> GIVEN TASK
In the entries below, find every line with "Student" and copy it.

Start of PROVIDED DATA

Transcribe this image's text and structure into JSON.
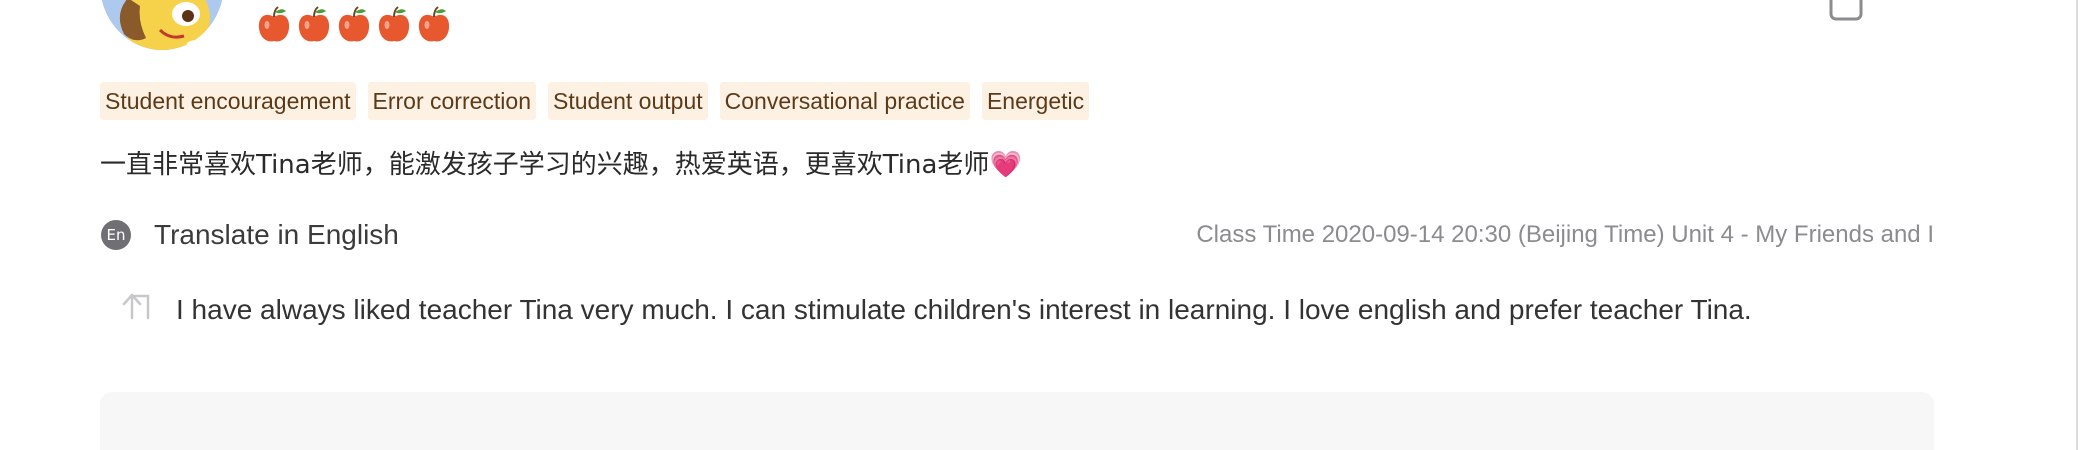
{
  "rating": {
    "icon": "apple-icon",
    "count": 5,
    "color": "#e8582e"
  },
  "tags": [
    "Student encouragement",
    "Error correction",
    "Student output",
    "Conversational practice",
    "Energetic"
  ],
  "review": {
    "text": "一直非常喜欢Tina老师，能激发孩子学习的兴趣，热爱英语，更喜欢Tina老师",
    "emoji": "💗"
  },
  "translate": {
    "badge": "En",
    "label": "Translate in English"
  },
  "class_time": "Class Time 2020-09-14 20:30 (Beijing Time) Unit 4 - My Friends and I",
  "translation": "I have always liked teacher Tina very much. I can stimulate children's interest in learning. I love english and prefer teacher Tina.",
  "colors": {
    "tag_bg": "#fdf1e4",
    "tag_text": "#5c3a17",
    "muted_text": "#8b8b90",
    "apple": "#e8582e"
  }
}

End of PROVIDED DATA

> RESULT OF THIS TASK
    "Student encouragement",
    "Student output",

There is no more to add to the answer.